## What you are asked to do
Below are the records; collect from them each line containing the string "screenshot".

## Figure record extracts
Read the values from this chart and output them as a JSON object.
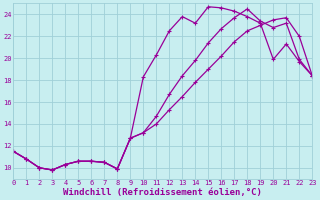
{
  "xlabel": "Windchill (Refroidissement éolien,°C)",
  "bg_color": "#c8eef0",
  "grid_color": "#a0d0d8",
  "line_color": "#990099",
  "xlim": [
    0,
    23
  ],
  "ylim": [
    9,
    25
  ],
  "xticks": [
    0,
    1,
    2,
    3,
    4,
    5,
    6,
    7,
    8,
    9,
    10,
    11,
    12,
    13,
    14,
    15,
    16,
    17,
    18,
    19,
    20,
    21,
    22,
    23
  ],
  "yticks": [
    10,
    12,
    14,
    16,
    18,
    20,
    22,
    24
  ],
  "curve1_x": [
    0,
    1,
    2,
    3,
    4,
    5,
    6,
    7,
    8,
    9,
    10,
    11,
    12,
    13,
    14,
    15,
    16,
    17,
    18,
    19,
    20,
    21,
    22,
    23
  ],
  "curve1_y": [
    11.5,
    10.8,
    10.0,
    9.8,
    10.3,
    10.6,
    10.6,
    10.5,
    9.9,
    12.7,
    18.3,
    20.3,
    22.5,
    23.8,
    23.2,
    24.7,
    24.6,
    24.3,
    23.8,
    23.2,
    19.9,
    21.3,
    19.7,
    18.4
  ],
  "curve2_x": [
    0,
    1,
    2,
    3,
    4,
    5,
    6,
    7,
    8,
    9,
    10,
    11,
    12,
    13,
    14,
    15,
    16,
    17,
    18,
    19,
    20,
    21,
    22,
    23
  ],
  "curve2_y": [
    11.5,
    10.8,
    10.0,
    9.8,
    10.3,
    10.6,
    10.6,
    10.5,
    9.9,
    12.7,
    13.2,
    14.7,
    16.7,
    18.4,
    19.8,
    21.4,
    22.7,
    23.7,
    24.5,
    23.4,
    22.8,
    23.2,
    19.9,
    18.4
  ],
  "curve3_x": [
    0,
    1,
    2,
    3,
    4,
    5,
    6,
    7,
    8,
    9,
    10,
    11,
    12,
    13,
    14,
    15,
    16,
    17,
    18,
    19,
    20,
    21,
    22,
    23
  ],
  "curve3_y": [
    11.5,
    10.8,
    10.0,
    9.8,
    10.3,
    10.6,
    10.6,
    10.5,
    9.9,
    12.7,
    13.2,
    14.0,
    15.3,
    16.5,
    17.8,
    19.0,
    20.2,
    21.5,
    22.5,
    23.0,
    23.5,
    23.7,
    22.0,
    18.4
  ],
  "marker": "+",
  "markersize": 3,
  "markeredgewidth": 0.8,
  "linewidth": 0.9,
  "xlabel_fontsize": 6.5,
  "tick_fontsize": 5.0
}
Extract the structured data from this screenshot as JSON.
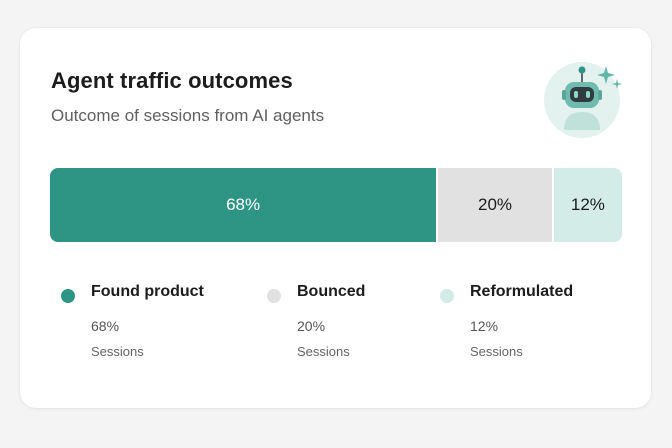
{
  "card": {
    "title": "Agent traffic outcomes",
    "subtitle": "Outcome of sessions from AI agents",
    "icon": "robot-icon"
  },
  "chart_data": {
    "type": "bar",
    "orientation": "horizontal-stacked-100",
    "categories": [
      "Found product",
      "Bounced",
      "Reformulated"
    ],
    "values": [
      68,
      20,
      12
    ],
    "value_labels": [
      "68%",
      "20%",
      "12%"
    ],
    "unit_label": "Sessions",
    "colors": [
      "#2e9484",
      "#e1e1e1",
      "#d3ece8"
    ],
    "label_colors": [
      "#ffffff",
      "#1c1c1c",
      "#1c1c1c"
    ],
    "legend_position": "bottom",
    "grid": false
  }
}
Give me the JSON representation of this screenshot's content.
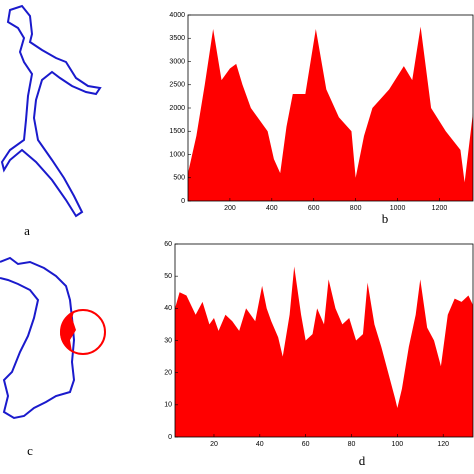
{
  "panels": {
    "labels": [
      "a",
      "c"
    ]
  },
  "chart_data": [
    {
      "type": "area",
      "caption": "b",
      "color": "#ff0000",
      "x": [
        0,
        40,
        80,
        120,
        160,
        200,
        230,
        260,
        300,
        340,
        380,
        410,
        440,
        470,
        500,
        560,
        610,
        660,
        720,
        780,
        800,
        840,
        880,
        960,
        1030,
        1070,
        1110,
        1160,
        1230,
        1300,
        1320,
        1360
      ],
      "values": [
        600,
        1400,
        2500,
        3700,
        2600,
        2850,
        2950,
        2500,
        2000,
        1750,
        1500,
        900,
        600,
        1600,
        2300,
        2300,
        3700,
        2400,
        1800,
        1500,
        500,
        1400,
        2000,
        2400,
        2900,
        2600,
        3750,
        2000,
        1500,
        1100,
        400,
        1900
      ],
      "xlim": [
        0,
        1360
      ],
      "ylim": [
        0,
        4000
      ],
      "xticks": [
        200,
        400,
        600,
        800,
        1000,
        1200
      ],
      "yticks": [
        0,
        500,
        1000,
        1500,
        2000,
        2500,
        3000,
        3500,
        4000
      ]
    },
    {
      "type": "area",
      "caption": "d",
      "color": "#ff0000",
      "x": [
        3,
        5,
        8,
        12,
        15,
        18,
        20,
        22,
        25,
        28,
        31,
        34,
        36,
        38,
        41,
        43,
        45,
        48,
        50,
        53,
        55,
        58,
        60,
        63,
        65,
        68,
        70,
        73,
        76,
        79,
        82,
        85,
        87,
        90,
        93,
        96,
        99,
        100,
        102,
        105,
        108,
        110,
        113,
        116,
        119,
        122,
        125,
        128,
        131,
        133
      ],
      "values": [
        40,
        45,
        44,
        38,
        42,
        35,
        37,
        33,
        38,
        36,
        33,
        40,
        38,
        36,
        47,
        40,
        36,
        31,
        25,
        38,
        53,
        38,
        30,
        32,
        40,
        35,
        49,
        40,
        35,
        37,
        30,
        32,
        48,
        35,
        28,
        20,
        12,
        9,
        15,
        28,
        38,
        49,
        34,
        30,
        22,
        38,
        43,
        42,
        44,
        41
      ],
      "xlim": [
        3,
        133
      ],
      "ylim": [
        0,
        60
      ],
      "xticks": [
        20,
        40,
        60,
        80,
        100,
        120
      ],
      "yticks": [
        0,
        10,
        20,
        30,
        40,
        50,
        60
      ]
    }
  ]
}
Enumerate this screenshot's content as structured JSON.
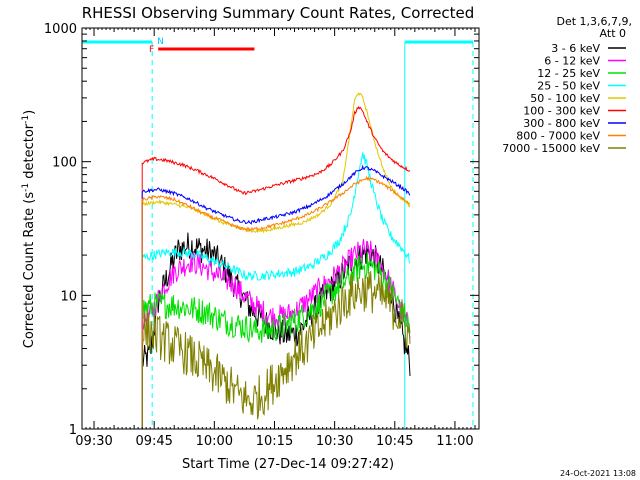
{
  "chart_data": {
    "type": "line",
    "title": "RHESSI Observing Summary Count Rates, Corrected",
    "xlabel": "Start Time (27-Dec-14 09:27:42)",
    "ylabel_main": "Corrected Count Rate (s",
    "ylabel_sup1": "-1",
    "ylabel_mid": " detector",
    "ylabel_sup2": "-1",
    "ylabel_end": ")",
    "yscale": "log",
    "ylim": [
      1,
      1000
    ],
    "xlim_minutes": [
      -3,
      96
    ],
    "x_ticks": [
      "09:30",
      "09:45",
      "10:00",
      "10:15",
      "10:30",
      "10:45",
      "11:00"
    ],
    "x_tick_minutes": [
      0,
      15,
      30,
      45,
      60,
      75,
      90
    ],
    "y_ticks": [
      "1",
      "10",
      "100",
      "1000"
    ],
    "y_tick_values": [
      1,
      10,
      100,
      1000
    ],
    "legend_header": [
      "Det 1,3,6,7,9,",
      "Att 0"
    ],
    "legend_position": "right",
    "timestamp": "24-Oct-2021 13:08",
    "annotations": [
      {
        "label": "F",
        "color": "#ff0000"
      },
      {
        "label": "N",
        "color": "#00c8ff"
      }
    ],
    "data_window_minutes": [
      12,
      79
    ],
    "night_intervals_minutes": [
      [
        -3,
        14.5
      ],
      [
        77.5,
        94.5
      ]
    ],
    "flare_interval_minutes": [
      16,
      40
    ],
    "series": [
      {
        "name": "3 - 6 keV",
        "color": "#000000",
        "x": [
          12,
          14,
          16,
          19,
          21,
          24,
          27,
          30,
          33,
          36,
          39,
          42,
          45,
          48,
          51,
          54,
          57,
          60,
          63,
          66,
          68,
          70,
          72,
          74,
          76,
          78,
          79
        ],
        "y": [
          3.2,
          3.6,
          9,
          16,
          22,
          24,
          22,
          20,
          15,
          11,
          8,
          6.5,
          5.5,
          5,
          5.3,
          7,
          9.5,
          12,
          16,
          19,
          21,
          19,
          15,
          11,
          6,
          3.8,
          3
        ]
      },
      {
        "name": "6 - 12 keV",
        "color": "#ff00ff",
        "x": [
          12,
          14,
          17,
          20,
          24,
          28,
          31,
          35,
          38,
          41,
          44,
          47,
          50,
          53,
          56,
          59,
          62,
          65,
          67,
          69,
          71,
          73,
          75,
          77,
          79
        ],
        "y": [
          6.5,
          7,
          11,
          15,
          18,
          16,
          14,
          12,
          9.5,
          8,
          7,
          7,
          7.5,
          9,
          11,
          13,
          16,
          20,
          22,
          21,
          18,
          14,
          10,
          7,
          5.5
        ]
      },
      {
        "name": "12 - 25 keV",
        "color": "#00e000",
        "x": [
          12,
          16,
          20,
          24,
          28,
          32,
          36,
          40,
          44,
          48,
          52,
          56,
          60,
          63,
          66,
          68,
          70,
          72,
          74,
          76,
          78,
          79
        ],
        "y": [
          8,
          8.5,
          8.5,
          8,
          7.5,
          6.5,
          6,
          5.5,
          5.5,
          6,
          7,
          8.5,
          11,
          13,
          16,
          17,
          16,
          14,
          11,
          8.5,
          6.5,
          5.5
        ]
      },
      {
        "name": "25 - 50 keV",
        "color": "#00ffff",
        "x": [
          12,
          15,
          18,
          22,
          26,
          30,
          34,
          38,
          42,
          46,
          50,
          54,
          58,
          61,
          64,
          66,
          67,
          68,
          70,
          72,
          74,
          76,
          78,
          79
        ],
        "y": [
          19,
          20,
          21,
          21,
          20,
          18,
          16,
          14,
          14,
          14.5,
          15,
          16.5,
          20,
          25,
          40,
          85,
          115,
          95,
          55,
          36,
          28,
          24,
          20,
          18
        ]
      },
      {
        "name": "50 - 100 keV",
        "color": "#e0c800",
        "x": [
          12,
          16,
          20,
          24,
          28,
          32,
          36,
          40,
          44,
          48,
          52,
          56,
          59,
          62,
          64,
          65,
          66,
          67,
          68,
          70,
          72,
          74,
          76,
          78,
          79
        ],
        "y": [
          48,
          50,
          48,
          45,
          40,
          35,
          32,
          30,
          31,
          33,
          35,
          40,
          48,
          70,
          180,
          290,
          330,
          300,
          240,
          140,
          90,
          65,
          55,
          50,
          45
        ]
      },
      {
        "name": "100 - 300 keV",
        "color": "#ff0000",
        "x": [
          12,
          15,
          18,
          22,
          26,
          30,
          34,
          37,
          40,
          44,
          48,
          52,
          56,
          59,
          62,
          64,
          65,
          66,
          67,
          68,
          70,
          72,
          74,
          76,
          78,
          79
        ],
        "y": [
          98,
          105,
          102,
          95,
          85,
          75,
          65,
          58,
          60,
          65,
          70,
          75,
          82,
          95,
          120,
          170,
          230,
          260,
          240,
          200,
          150,
          120,
          105,
          95,
          88,
          85
        ]
      },
      {
        "name": "300 - 800 keV",
        "color": "#0000ff",
        "x": [
          12,
          16,
          20,
          24,
          28,
          32,
          36,
          39,
          42,
          46,
          50,
          54,
          58,
          62,
          65,
          67,
          68,
          70,
          72,
          74,
          76,
          78,
          79
        ],
        "y": [
          60,
          62,
          58,
          52,
          45,
          40,
          36,
          35,
          37,
          39,
          42,
          47,
          55,
          68,
          82,
          90,
          90,
          85,
          78,
          72,
          66,
          60,
          56
        ]
      },
      {
        "name": "800 - 7000 keV",
        "color": "#ff8000",
        "x": [
          12,
          16,
          20,
          24,
          28,
          32,
          36,
          39,
          42,
          46,
          50,
          54,
          58,
          62,
          65,
          67,
          68,
          70,
          72,
          74,
          76,
          78,
          79
        ],
        "y": [
          52,
          55,
          52,
          46,
          40,
          36,
          32,
          31,
          32,
          34,
          37,
          41,
          48,
          58,
          68,
          73,
          75,
          73,
          68,
          62,
          56,
          50,
          48
        ]
      },
      {
        "name": "7000 - 15000 keV",
        "color": "#808000",
        "x": [
          12,
          15,
          18,
          21,
          24,
          27,
          30,
          33,
          36,
          39,
          42,
          45,
          48,
          51,
          54,
          57,
          60,
          63,
          66,
          68,
          70,
          72,
          74,
          76,
          78,
          79
        ],
        "y": [
          5.5,
          5.2,
          4.5,
          4,
          3.5,
          3,
          2.6,
          2.2,
          1.8,
          1.6,
          1.8,
          2.3,
          3,
          3.8,
          4.5,
          6,
          7.5,
          9.5,
          11,
          11,
          10.5,
          9.5,
          8.5,
          7,
          5.5,
          4.5
        ]
      }
    ]
  }
}
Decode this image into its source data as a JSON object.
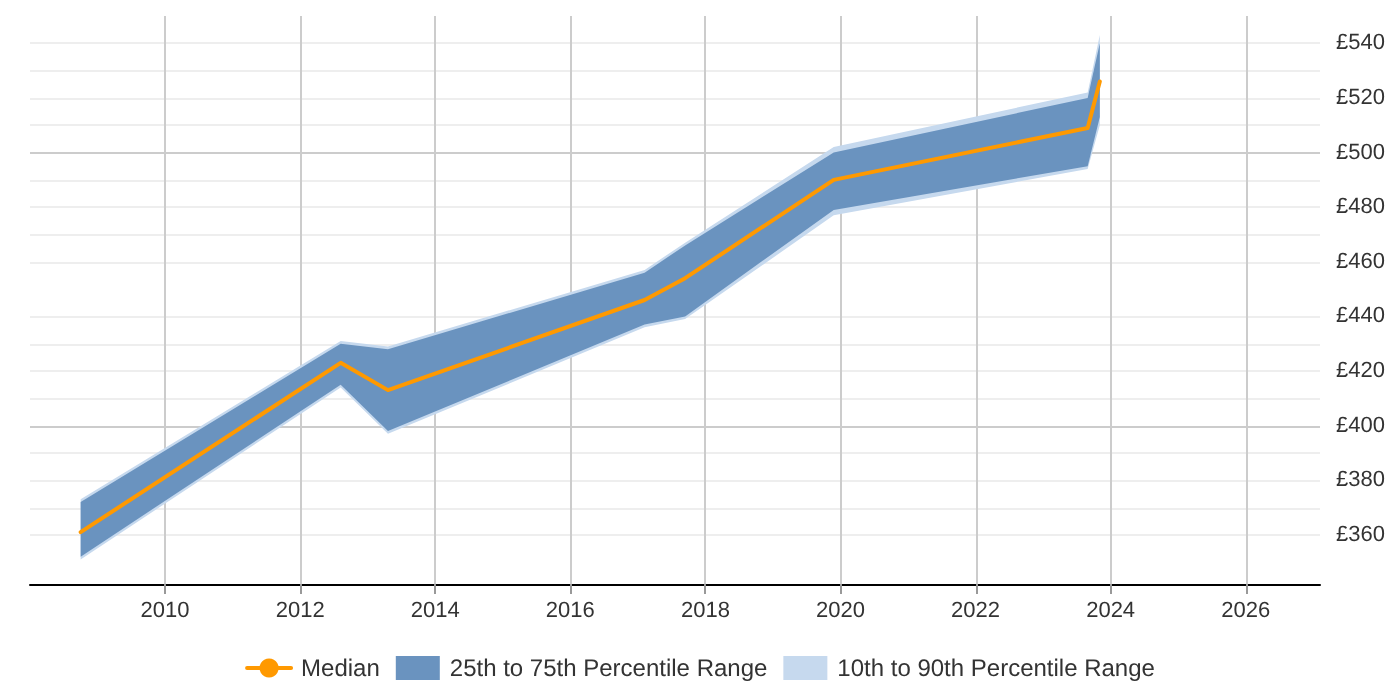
{
  "chart_data": {
    "type": "line",
    "x": [
      2008.75,
      2012.6,
      2013.3,
      2017.1,
      2017.7,
      2019.9,
      2023.66,
      2023.84
    ],
    "series": [
      {
        "name": "Median",
        "color": "#ff9900",
        "values": [
          361,
          423,
          413,
          446,
          454,
          490,
          509,
          526
        ]
      },
      {
        "name": "25th to 75th Percentile Range",
        "color": "#6a93bf",
        "values": [
          null,
          null,
          null,
          null,
          null,
          null,
          null,
          null
        ],
        "lower": [
          352,
          415,
          398,
          437,
          440,
          479,
          495,
          513
        ],
        "upper": [
          372,
          430,
          428,
          456,
          466,
          500,
          520,
          540
        ]
      },
      {
        "name": "10th to 90th Percentile Range",
        "color": "#c6d9ee",
        "values": [
          null,
          null,
          null,
          null,
          null,
          null,
          null,
          null
        ],
        "lower": [
          351,
          414,
          397,
          436,
          439,
          477,
          494,
          510
        ],
        "upper": [
          373,
          431,
          429,
          457,
          467,
          502,
          522,
          543
        ]
      }
    ],
    "xlim": [
      2008,
      2027.1
    ],
    "xticks": [
      2010,
      2012,
      2014,
      2016,
      2018,
      2020,
      2022,
      2024,
      2026
    ],
    "ylim": [
      342,
      550
    ],
    "yticks": [
      {
        "value": 360,
        "label": "£360"
      },
      {
        "value": 380,
        "label": "£380"
      },
      {
        "value": 400,
        "label": "£400"
      },
      {
        "value": 420,
        "label": "£420"
      },
      {
        "value": 440,
        "label": "£440"
      },
      {
        "value": 460,
        "label": "£460"
      },
      {
        "value": 480,
        "label": "£480"
      },
      {
        "value": 500,
        "label": "£500"
      },
      {
        "value": 520,
        "label": "£520"
      },
      {
        "value": 540,
        "label": "£540"
      }
    ],
    "grid": true,
    "legend": "bottom",
    "marker": "none",
    "line_style": "solid"
  }
}
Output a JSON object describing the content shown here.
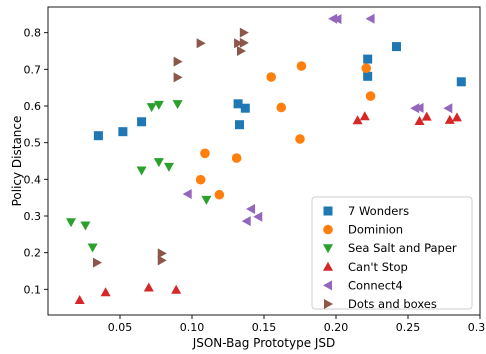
{
  "chart_data": {
    "type": "scatter",
    "xlabel": "JSON-Bag Prototype JSD",
    "ylabel": "Policy Distance",
    "xlim": [
      0.0,
      0.3
    ],
    "ylim": [
      0.03,
      0.87
    ],
    "x_ticks": [
      0.05,
      0.1,
      0.15,
      0.2,
      0.25,
      0.3
    ],
    "x_tick_labels": [
      "0.05",
      "0.10",
      "0.15",
      "0.20",
      "0.25",
      "0.30"
    ],
    "y_ticks": [
      0.1,
      0.2,
      0.3,
      0.4,
      0.5,
      0.6,
      0.7,
      0.8
    ],
    "y_tick_labels": [
      "0.1",
      "0.2",
      "0.3",
      "0.4",
      "0.5",
      "0.6",
      "0.7",
      "0.8"
    ],
    "grid": false,
    "legend_position": "bottom-right",
    "series": [
      {
        "name": "7 Wonders",
        "marker": "square",
        "color": "#1f77b4",
        "points": [
          [
            0.035,
            0.519
          ],
          [
            0.052,
            0.53
          ],
          [
            0.065,
            0.557
          ],
          [
            0.132,
            0.606
          ],
          [
            0.133,
            0.549
          ],
          [
            0.137,
            0.594
          ],
          [
            0.222,
            0.728
          ],
          [
            0.222,
            0.681
          ],
          [
            0.242,
            0.762
          ],
          [
            0.287,
            0.666
          ]
        ]
      },
      {
        "name": "Dominion",
        "marker": "circle",
        "color": "#ff7f0e",
        "points": [
          [
            0.106,
            0.399
          ],
          [
            0.109,
            0.471
          ],
          [
            0.119,
            0.358
          ],
          [
            0.131,
            0.458
          ],
          [
            0.155,
            0.679
          ],
          [
            0.162,
            0.596
          ],
          [
            0.175,
            0.51
          ],
          [
            0.176,
            0.709
          ],
          [
            0.221,
            0.703
          ],
          [
            0.224,
            0.627
          ]
        ]
      },
      {
        "name": "Sea Salt and Paper",
        "marker": "triangle-down",
        "color": "#2ca02c",
        "points": [
          [
            0.016,
            0.283
          ],
          [
            0.026,
            0.274
          ],
          [
            0.031,
            0.214
          ],
          [
            0.065,
            0.424
          ],
          [
            0.072,
            0.597
          ],
          [
            0.077,
            0.603
          ],
          [
            0.077,
            0.447
          ],
          [
            0.084,
            0.434
          ],
          [
            0.09,
            0.605
          ],
          [
            0.11,
            0.344
          ]
        ]
      },
      {
        "name": "Can't Stop",
        "marker": "triangle-up",
        "color": "#d62728",
        "points": [
          [
            0.022,
            0.071
          ],
          [
            0.04,
            0.092
          ],
          [
            0.07,
            0.105
          ],
          [
            0.089,
            0.099
          ],
          [
            0.215,
            0.561
          ],
          [
            0.22,
            0.572
          ],
          [
            0.258,
            0.559
          ],
          [
            0.263,
            0.571
          ],
          [
            0.279,
            0.562
          ],
          [
            0.284,
            0.569
          ]
        ]
      },
      {
        "name": "Connect4",
        "marker": "triangle-left",
        "color": "#9467bd",
        "points": [
          [
            0.097,
            0.36
          ],
          [
            0.138,
            0.286
          ],
          [
            0.141,
            0.319
          ],
          [
            0.146,
            0.298
          ],
          [
            0.198,
            0.838
          ],
          [
            0.201,
            0.837
          ],
          [
            0.224,
            0.838
          ],
          [
            0.255,
            0.594
          ],
          [
            0.258,
            0.595
          ],
          [
            0.278,
            0.594
          ]
        ]
      },
      {
        "name": "Dots and boxes",
        "marker": "triangle-right",
        "color": "#8c564b",
        "points": [
          [
            0.034,
            0.173
          ],
          [
            0.079,
            0.198
          ],
          [
            0.079,
            0.179
          ],
          [
            0.09,
            0.721
          ],
          [
            0.09,
            0.678
          ],
          [
            0.106,
            0.771
          ],
          [
            0.132,
            0.771
          ],
          [
            0.134,
            0.75
          ],
          [
            0.136,
            0.8
          ],
          [
            0.136,
            0.772
          ]
        ]
      }
    ]
  }
}
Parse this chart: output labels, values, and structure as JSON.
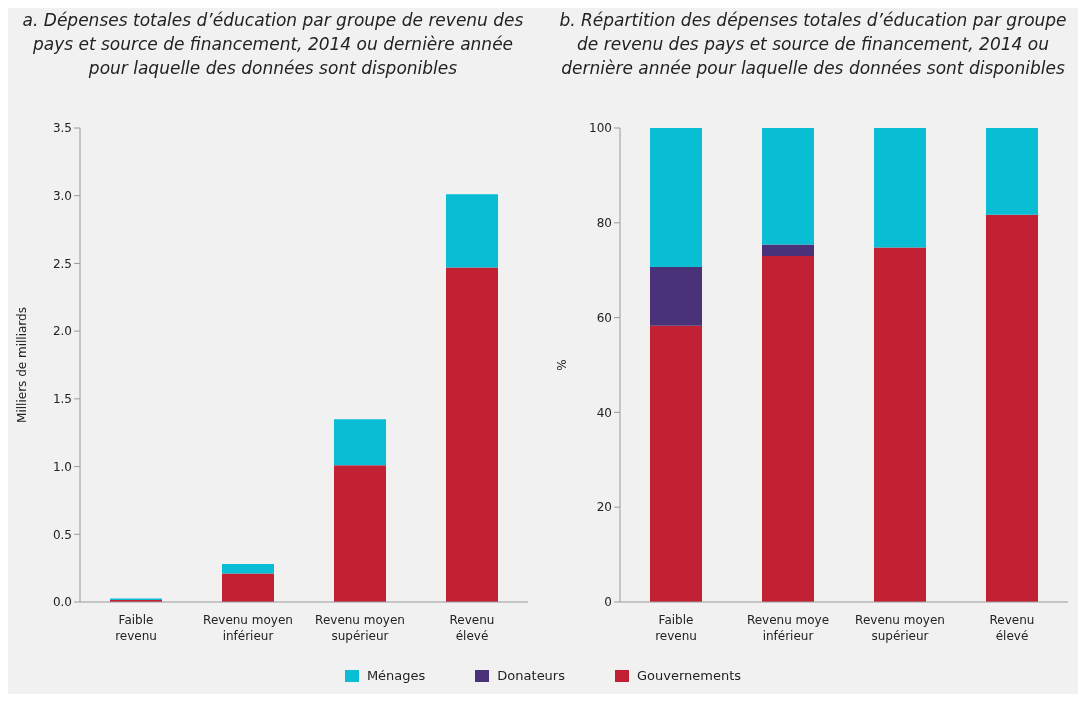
{
  "chart_data": [
    {
      "type": "bar",
      "title": "a. Dépenses totales d’éducation par groupe de revenu des pays et source de financement, 2014 ou dernière année pour laquelle des données sont disponibles",
      "ylabel": "Milliers de milliards",
      "categories": [
        "Faible\nrevenu",
        "Revenu moyen\ninférieur",
        "Revenu moyen\nsupérieur",
        "Revenu\nélevé"
      ],
      "stacked": true,
      "ylim": [
        0,
        3.5
      ],
      "yticks": [
        {
          "value": 0,
          "label": "0.0"
        },
        0.5,
        {
          "value": 1,
          "label": "1.0"
        },
        1.5,
        {
          "value": 2,
          "label": "2.0"
        },
        2.5,
        {
          "value": 3,
          "label": "3.0"
        },
        3.5
      ],
      "legend": "bottom",
      "series": [
        {
          "name": "Gouvernements",
          "color": "#c22033",
          "values": [
            0.015,
            0.21,
            1.01,
            2.47
          ]
        },
        {
          "name": "Donateurs",
          "color": "#4a3279",
          "values": [
            null,
            null,
            null,
            null
          ]
        },
        {
          "name": "Ménages",
          "color": "#08bdd4",
          "values": [
            0.01,
            0.07,
            0.34,
            0.54
          ]
        }
      ]
    },
    {
      "type": "bar",
      "title": "b. Répartition des dépenses totales d’éducation par groupe de revenu des pays et source de financement, 2014 ou dernière année pour laquelle des données sont disponibles",
      "ylabel": "%",
      "categories": [
        "Faible\nrevenu",
        "Revenu moye\ninférieur",
        "Revenu moyen\nsupérieur",
        "Revenu\nélevé"
      ],
      "stacked": true,
      "ylim": [
        0,
        100
      ],
      "yticks": [
        0,
        20,
        40,
        60,
        80,
        100
      ],
      "series": [
        {
          "color": "#c22033",
          "values": [
            58.3,
            73,
            74.8,
            81.7
          ]
        },
        {
          "color": "#4a3279",
          "values": [
            12.4,
            2.4,
            0,
            0
          ]
        },
        {
          "color": "#08bdd4",
          "values": [
            29.3,
            24.6,
            25.2,
            18.3
          ]
        }
      ]
    }
  ]
}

## Solution to this task
Extract the structured data from this screenshot as JSON.
Give me the JSON representation of this screenshot's content.
Enumerate this screenshot's content as structured JSON.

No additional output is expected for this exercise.